• **EXERCISE DESCRIPTION**: Give back the entire listing verbatim.

• **SUPPLIED RECORDS**:
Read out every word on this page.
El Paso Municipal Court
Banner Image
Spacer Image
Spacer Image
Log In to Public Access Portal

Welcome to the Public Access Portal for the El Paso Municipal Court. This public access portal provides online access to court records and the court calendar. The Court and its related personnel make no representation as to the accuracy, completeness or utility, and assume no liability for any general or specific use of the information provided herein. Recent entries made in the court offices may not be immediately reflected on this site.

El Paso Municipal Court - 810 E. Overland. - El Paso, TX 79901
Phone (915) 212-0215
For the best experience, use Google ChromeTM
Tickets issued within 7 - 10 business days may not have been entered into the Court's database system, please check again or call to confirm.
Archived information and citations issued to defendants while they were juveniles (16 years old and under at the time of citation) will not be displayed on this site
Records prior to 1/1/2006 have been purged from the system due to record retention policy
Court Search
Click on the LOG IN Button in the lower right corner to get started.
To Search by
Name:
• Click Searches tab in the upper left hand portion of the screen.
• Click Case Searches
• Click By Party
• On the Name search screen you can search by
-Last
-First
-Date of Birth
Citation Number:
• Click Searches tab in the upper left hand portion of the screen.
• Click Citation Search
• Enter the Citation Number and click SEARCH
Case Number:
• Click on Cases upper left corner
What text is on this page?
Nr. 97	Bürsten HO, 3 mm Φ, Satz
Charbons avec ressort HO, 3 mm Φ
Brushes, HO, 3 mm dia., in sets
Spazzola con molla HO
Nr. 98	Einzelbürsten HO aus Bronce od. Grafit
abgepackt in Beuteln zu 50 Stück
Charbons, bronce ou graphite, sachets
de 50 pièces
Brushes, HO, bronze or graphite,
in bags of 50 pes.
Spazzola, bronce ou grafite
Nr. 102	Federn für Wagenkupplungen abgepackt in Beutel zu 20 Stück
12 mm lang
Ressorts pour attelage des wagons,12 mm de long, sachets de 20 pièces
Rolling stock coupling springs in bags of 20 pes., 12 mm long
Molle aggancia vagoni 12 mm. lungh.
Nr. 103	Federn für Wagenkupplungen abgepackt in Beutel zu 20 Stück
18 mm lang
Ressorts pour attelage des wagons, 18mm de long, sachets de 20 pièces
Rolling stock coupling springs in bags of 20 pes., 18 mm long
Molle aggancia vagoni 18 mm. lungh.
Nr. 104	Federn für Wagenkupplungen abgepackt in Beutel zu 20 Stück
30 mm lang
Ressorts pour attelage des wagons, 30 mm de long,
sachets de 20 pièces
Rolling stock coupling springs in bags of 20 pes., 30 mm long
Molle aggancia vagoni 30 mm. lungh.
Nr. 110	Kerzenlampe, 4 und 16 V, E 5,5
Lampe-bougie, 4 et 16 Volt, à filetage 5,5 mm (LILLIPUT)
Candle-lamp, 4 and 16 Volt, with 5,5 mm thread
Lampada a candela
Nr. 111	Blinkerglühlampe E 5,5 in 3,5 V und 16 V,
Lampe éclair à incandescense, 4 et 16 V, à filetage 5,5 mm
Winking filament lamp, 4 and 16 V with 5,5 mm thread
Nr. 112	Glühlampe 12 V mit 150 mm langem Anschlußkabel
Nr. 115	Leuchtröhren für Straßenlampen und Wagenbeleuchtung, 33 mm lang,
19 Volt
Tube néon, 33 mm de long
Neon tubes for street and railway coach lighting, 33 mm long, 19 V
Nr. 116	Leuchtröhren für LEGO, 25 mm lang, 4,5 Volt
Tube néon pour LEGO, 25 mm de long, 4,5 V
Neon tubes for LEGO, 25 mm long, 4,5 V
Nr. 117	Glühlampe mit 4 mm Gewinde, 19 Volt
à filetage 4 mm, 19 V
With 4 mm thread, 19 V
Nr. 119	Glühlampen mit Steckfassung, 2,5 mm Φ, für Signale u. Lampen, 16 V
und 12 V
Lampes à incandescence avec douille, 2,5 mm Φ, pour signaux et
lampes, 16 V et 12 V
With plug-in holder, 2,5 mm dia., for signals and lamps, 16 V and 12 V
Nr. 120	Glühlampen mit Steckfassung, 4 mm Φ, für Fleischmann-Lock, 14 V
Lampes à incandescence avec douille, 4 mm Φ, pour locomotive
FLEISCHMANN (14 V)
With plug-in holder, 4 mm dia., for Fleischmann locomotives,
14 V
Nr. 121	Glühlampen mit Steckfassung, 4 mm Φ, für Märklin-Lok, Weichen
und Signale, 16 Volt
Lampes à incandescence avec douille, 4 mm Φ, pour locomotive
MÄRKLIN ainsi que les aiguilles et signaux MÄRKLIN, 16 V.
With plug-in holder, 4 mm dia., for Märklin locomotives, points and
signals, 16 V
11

• **WRITTEN REPLY**:
Read out every word on this page.
El Paso Municipal Court
Banner Image
Spacer Image
Spacer Image
Log In to Public Access Portal

Welcome to the Public Access Portal for the El Paso Municipal Court. This public access portal provides online access to court records and the court calendar. The Court and its related personnel make no representation as to the accuracy, completeness or utility, and assume no liability for any general or specific use of the information provided herein. Recent entries made in the court offices may not be immediately reflected on this site.

El Paso Municipal Court - 810 E. Overland. - El Paso, TX 79901
Phone (915) 212-0215
For the best experience, use Google ChromeTM
Tickets issued within 7 - 10 business days may not have been entered into the Court's database system, please check again or call to confirm.
Archived information and citations issued to defendants while they were juveniles (16 years old and under at the time of citation) will not be displayed on this site
Records prior to 1/1/2006 have been purged from the system due to record retention policy
Court Search
Click on the LOG IN Button in the lower right corner to get started.
To Search by
Name:
• Click Searches tab in the upper left hand portion of the screen.
• Click Case Searches
• Click By Party
• On the Name search screen you can search by
-Last
-First
-Date of Birth
Citation Number:
• Click Searches tab in the upper left hand portion of the screen.
• Click Citation Search
• Enter the Citation Number and click SEARCH
Case Number:
• Click on Cases upper left corner
What text is on this page?
Nr. 97	Bürsten HO, 3 mm Φ, Satz
Charbons avec ressort HO, 3 mm Φ
Brushes, HO, 3 mm dia., in sets
Spazzola con molla HO
Nr. 98	Einzelbürsten HO aus Bronce od. Grafit
abgepackt in Beuteln zu 50 Stück
Charbons, bronce ou graphite, sachets
de 50 pièces
Brushes, HO, bronze or graphite,
in bags of 50 pes.
Spazzola, bronce ou grafite
Nr. 102	Federn für Wagenkupplungen abgepackt in Beutel zu 20 Stück
12 mm lang
Ressorts pour attelage des wagons,12 mm de long, sachets de 20 pièces
Rolling stock coupling springs in bags of 20 pes., 12 mm long
Molle aggancia vagoni 12 mm. lungh.
Nr. 103	Federn für Wagenkupplungen abgepackt in Beutel zu 20 Stück
18 mm lang
Ressorts pour attelage des wagons, 18mm de long, sachets de 20 pièces
Rolling stock coupling springs in bags of 20 pes., 18 mm long
Molle aggancia vagoni 18 mm. lungh.
Nr. 104	Federn für Wagenkupplungen abgepackt in Beutel zu 20 Stück
30 mm lang
Ressorts pour attelage des wagons, 30 mm de long,
sachets de 20 pièces
Rolling stock coupling springs in bags of 20 pes., 30 mm long
Molle aggancia vagoni 30 mm. lungh.
Nr. 110	Kerzenlampe, 4 und 16 V, E 5,5
Lampe-bougie, 4 et 16 Volt, à filetage 5,5 mm (LILLIPUT)
Candle-lamp, 4 and 16 Volt, with 5,5 mm thread
Lampada a candela
Nr. 111	Blinkerglühlampe E 5,5 in 3,5 V und 16 V,
Lampe éclair à incandescense, 4 et 16 V, à filetage 5,5 mm
Winking filament lamp, 4 and 16 V with 5,5 mm thread
Nr. 112	Glühlampe 12 V mit 150 mm langem Anschlußkabel
Nr. 115	Leuchtröhren für Straßenlampen und Wagenbeleuchtung, 33 mm lang,
19 Volt
Tube néon, 33 mm de long
Neon tubes for street and railway coach lighting, 33 mm long, 19 V
Nr. 116	Leuchtröhren für LEGO, 25 mm lang, 4,5 Volt
Tube néon pour LEGO, 25 mm de long, 4,5 V
Neon tubes for LEGO, 25 mm long, 4,5 V
Nr. 117	Glühlampe mit 4 mm Gewinde, 19 Volt
à filetage 4 mm, 19 V
With 4 mm thread, 19 V
Nr. 119	Glühlampen mit Steckfassung, 2,5 mm Φ, für Signale u. Lampen, 16 V
und 12 V
Lampes à incandescence avec douille, 2,5 mm Φ, pour signaux et
lampes, 16 V et 12 V
With plug-in holder, 2,5 mm dia., for signals and lamps, 16 V and 12 V
Nr. 120	Glühlampen mit Steckfassung, 4 mm Φ, für Fleischmann-Lock, 14 V
Lampes à incandescence avec douille, 4 mm Φ, pour locomotive
FLEISCHMANN (14 V)
With plug-in holder, 4 mm dia., for Fleischmann locomotives,
14 V
Nr. 121	Glühlampen mit Steckfassung, 4 mm Φ, für Märklin-Lok, Weichen
und Signale, 16 Volt
Lampes à incandescence avec douille, 4 mm Φ, pour locomotive
MÄRKLIN ainsi que les aiguilles et signaux MÄRKLIN, 16 V.
With plug-in holder, 4 mm dia., for Märklin locomotives, points and
signals, 16 V
11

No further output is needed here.